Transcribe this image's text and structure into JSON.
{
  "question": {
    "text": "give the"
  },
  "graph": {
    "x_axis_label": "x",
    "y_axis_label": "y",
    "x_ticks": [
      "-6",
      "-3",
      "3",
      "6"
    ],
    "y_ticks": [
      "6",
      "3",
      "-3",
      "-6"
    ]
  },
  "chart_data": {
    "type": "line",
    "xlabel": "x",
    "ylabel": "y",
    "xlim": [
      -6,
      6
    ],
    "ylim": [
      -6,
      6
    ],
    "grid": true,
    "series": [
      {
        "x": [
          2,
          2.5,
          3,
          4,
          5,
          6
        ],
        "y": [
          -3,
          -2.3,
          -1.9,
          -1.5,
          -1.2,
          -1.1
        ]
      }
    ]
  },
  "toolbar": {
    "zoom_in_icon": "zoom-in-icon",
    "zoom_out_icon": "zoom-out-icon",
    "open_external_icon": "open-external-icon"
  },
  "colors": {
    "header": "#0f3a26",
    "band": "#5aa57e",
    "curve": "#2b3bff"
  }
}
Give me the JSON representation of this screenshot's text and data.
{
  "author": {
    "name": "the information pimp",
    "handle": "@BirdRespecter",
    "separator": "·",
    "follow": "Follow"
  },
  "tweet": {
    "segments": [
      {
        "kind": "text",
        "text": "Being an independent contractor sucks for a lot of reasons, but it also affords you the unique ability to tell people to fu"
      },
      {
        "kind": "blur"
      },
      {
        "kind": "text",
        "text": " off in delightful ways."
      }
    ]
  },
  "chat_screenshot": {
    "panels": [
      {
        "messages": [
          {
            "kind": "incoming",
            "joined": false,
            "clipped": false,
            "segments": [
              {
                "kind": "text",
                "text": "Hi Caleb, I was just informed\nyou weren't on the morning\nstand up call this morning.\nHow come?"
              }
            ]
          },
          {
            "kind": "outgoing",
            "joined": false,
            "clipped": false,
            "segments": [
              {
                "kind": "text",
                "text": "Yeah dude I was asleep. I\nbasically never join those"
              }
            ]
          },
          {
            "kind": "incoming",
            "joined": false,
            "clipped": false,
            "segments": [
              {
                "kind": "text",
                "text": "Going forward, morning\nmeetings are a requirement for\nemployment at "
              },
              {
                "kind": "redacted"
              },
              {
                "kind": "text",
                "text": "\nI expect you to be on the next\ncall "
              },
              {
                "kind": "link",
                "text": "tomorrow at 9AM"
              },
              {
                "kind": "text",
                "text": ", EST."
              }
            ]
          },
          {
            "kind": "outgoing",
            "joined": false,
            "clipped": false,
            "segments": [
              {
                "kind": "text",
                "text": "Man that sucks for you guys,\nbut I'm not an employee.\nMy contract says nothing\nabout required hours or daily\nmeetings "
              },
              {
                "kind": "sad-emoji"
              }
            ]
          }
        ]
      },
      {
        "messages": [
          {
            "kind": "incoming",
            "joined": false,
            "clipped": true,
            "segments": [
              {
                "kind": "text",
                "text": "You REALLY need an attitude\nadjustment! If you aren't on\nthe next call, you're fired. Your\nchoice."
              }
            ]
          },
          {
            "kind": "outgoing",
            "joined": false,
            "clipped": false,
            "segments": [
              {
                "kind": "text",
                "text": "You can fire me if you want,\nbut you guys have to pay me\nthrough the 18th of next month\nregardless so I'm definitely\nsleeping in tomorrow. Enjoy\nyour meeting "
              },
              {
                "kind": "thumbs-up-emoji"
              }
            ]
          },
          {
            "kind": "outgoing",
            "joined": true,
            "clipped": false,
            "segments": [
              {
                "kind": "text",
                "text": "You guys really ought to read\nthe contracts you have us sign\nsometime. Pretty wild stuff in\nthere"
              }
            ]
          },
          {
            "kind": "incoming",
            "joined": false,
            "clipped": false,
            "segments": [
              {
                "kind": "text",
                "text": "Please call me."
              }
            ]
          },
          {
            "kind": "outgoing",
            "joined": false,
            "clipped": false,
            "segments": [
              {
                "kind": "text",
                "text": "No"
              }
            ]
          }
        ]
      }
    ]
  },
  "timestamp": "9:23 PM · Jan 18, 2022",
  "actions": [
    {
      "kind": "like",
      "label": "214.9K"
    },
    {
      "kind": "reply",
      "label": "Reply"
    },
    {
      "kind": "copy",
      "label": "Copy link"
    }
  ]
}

* **Short task**
Print out all the entries precisely as written.

* **Finished answer**
Transcribe this image's text and structure into JSON.
{
  "question": {
    "text": "give the"
  },
  "graph": {
    "x_axis_label": "x",
    "y_axis_label": "y",
    "x_ticks": [
      "-6",
      "-3",
      "3",
      "6"
    ],
    "y_ticks": [
      "6",
      "3",
      "-3",
      "-6"
    ]
  },
  "chart_data": {
    "type": "line",
    "xlabel": "x",
    "ylabel": "y",
    "xlim": [
      -6,
      6
    ],
    "ylim": [
      -6,
      6
    ],
    "grid": true,
    "series": [
      {
        "x": [
          2,
          2.5,
          3,
          4,
          5,
          6
        ],
        "y": [
          -3,
          -2.3,
          -1.9,
          -1.5,
          -1.2,
          -1.1
        ]
      }
    ]
  },
  "toolbar": {
    "zoom_in_icon": "zoom-in-icon",
    "zoom_out_icon": "zoom-out-icon",
    "open_external_icon": "open-external-icon"
  },
  "colors": {
    "header": "#0f3a26",
    "band": "#5aa57e",
    "curve": "#2b3bff"
  }
}
Give me the JSON representation of this screenshot's text and data.
{
  "author": {
    "name": "the information pimp",
    "handle": "@BirdRespecter",
    "separator": "·",
    "follow": "Follow"
  },
  "tweet": {
    "segments": [
      {
        "kind": "text",
        "text": "Being an independent contractor sucks for a lot of reasons, but it also affords you the unique ability to tell people to fu"
      },
      {
        "kind": "blur"
      },
      {
        "kind": "text",
        "text": " off in delightful ways."
      }
    ]
  },
  "chat_screenshot": {
    "panels": [
      {
        "messages": [
          {
            "kind": "incoming",
            "joined": false,
            "clipped": false,
            "segments": [
              {
                "kind": "text",
                "text": "Hi Caleb, I was just informed\nyou weren't on the morning\nstand up call this morning.\nHow come?"
              }
            ]
          },
          {
            "kind": "outgoing",
            "joined": false,
            "clipped": false,
            "segments": [
              {
                "kind": "text",
                "text": "Yeah dude I was asleep. I\nbasically never join those"
              }
            ]
          },
          {
            "kind": "incoming",
            "joined": false,
            "clipped": false,
            "segments": [
              {
                "kind": "text",
                "text": "Going forward, morning\nmeetings are a requirement for\nemployment at "
              },
              {
                "kind": "redacted"
              },
              {
                "kind": "text",
                "text": "\nI expect you to be on the next\ncall "
              },
              {
                "kind": "link",
                "text": "tomorrow at 9AM"
              },
              {
                "kind": "text",
                "text": ", EST."
              }
            ]
          },
          {
            "kind": "outgoing",
            "joined": false,
            "clipped": false,
            "segments": [
              {
                "kind": "text",
                "text": "Man that sucks for you guys,\nbut I'm not an employee.\nMy contract says nothing\nabout required hours or daily\nmeetings "
              },
              {
                "kind": "sad-emoji"
              }
            ]
          }
        ]
      },
      {
        "messages": [
          {
            "kind": "incoming",
            "joined": false,
            "clipped": true,
            "segments": [
              {
                "kind": "text",
                "text": "You REALLY need an attitude\nadjustment! If you aren't on\nthe next call, you're fired. Your\nchoice."
              }
            ]
          },
          {
            "kind": "outgoing",
            "joined": false,
            "clipped": false,
            "segments": [
              {
                "kind": "text",
                "text": "You can fire me if you want,\nbut you guys have to pay me\nthrough the 18th of next month\nregardless so I'm definitely\nsleeping in tomorrow. Enjoy\nyour meeting "
              },
              {
                "kind": "thumbs-up-emoji"
              }
            ]
          },
          {
            "kind": "outgoing",
            "joined": true,
            "clipped": false,
            "segments": [
              {
                "kind": "text",
                "text": "You guys really ought to read\nthe contracts you have us sign\nsometime. Pretty wild stuff in\nthere"
              }
            ]
          },
          {
            "kind": "incoming",
            "joined": false,
            "clipped": false,
            "segments": [
              {
                "kind": "text",
                "text": "Please call me."
              }
            ]
          },
          {
            "kind": "outgoing",
            "joined": false,
            "clipped": false,
            "segments": [
              {
                "kind": "text",
                "text": "No"
              }
            ]
          }
        ]
      }
    ]
  },
  "timestamp": "9:23 PM · Jan 18, 2022",
  "actions": [
    {
      "kind": "like",
      "label": "214.9K"
    },
    {
      "kind": "reply",
      "label": "Reply"
    },
    {
      "kind": "copy",
      "label": "Copy link"
    }
  ]
}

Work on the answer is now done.